Exercise directions: Make an exact copy of the entries, and keep any pictures out of it.
++++ Data in this exercise ++++
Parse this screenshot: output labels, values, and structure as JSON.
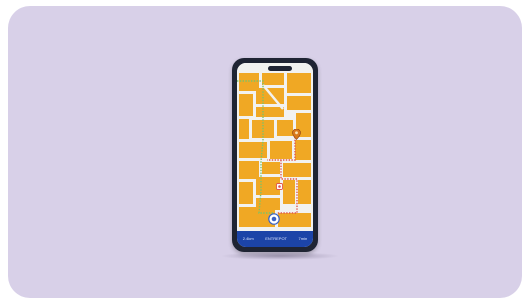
{
  "navigation_bar": {
    "distance": "2.4km",
    "status": "ENTREPOT",
    "time": "7min"
  },
  "colors": {
    "card_background": "#d8d0e8",
    "map_blocks": "#f0a824",
    "phone_body": "#1f2433",
    "bottom_bar": "#1c44a8",
    "route_green": "#7ac36a",
    "route_red": "#e0564f"
  },
  "icons": {
    "destination_pin": "orange-map-pin-icon",
    "waypoint_marker": "red-location-marker-icon",
    "current_location": "blue-location-dot-icon"
  }
}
++++
Exercise response:
Parse this screenshot: output labels, values, and structure as JSON.
{
  "navigation_bar": {
    "distance": "2.4km",
    "status": "ENTREPOT",
    "time": "7min"
  },
  "colors": {
    "card_background": "#d8d0e8",
    "map_blocks": "#f0a824",
    "phone_body": "#1f2433",
    "bottom_bar": "#1c44a8",
    "route_green": "#7ac36a",
    "route_red": "#e0564f"
  },
  "icons": {
    "destination_pin": "orange-map-pin-icon",
    "waypoint_marker": "red-location-marker-icon",
    "current_location": "blue-location-dot-icon"
  }
}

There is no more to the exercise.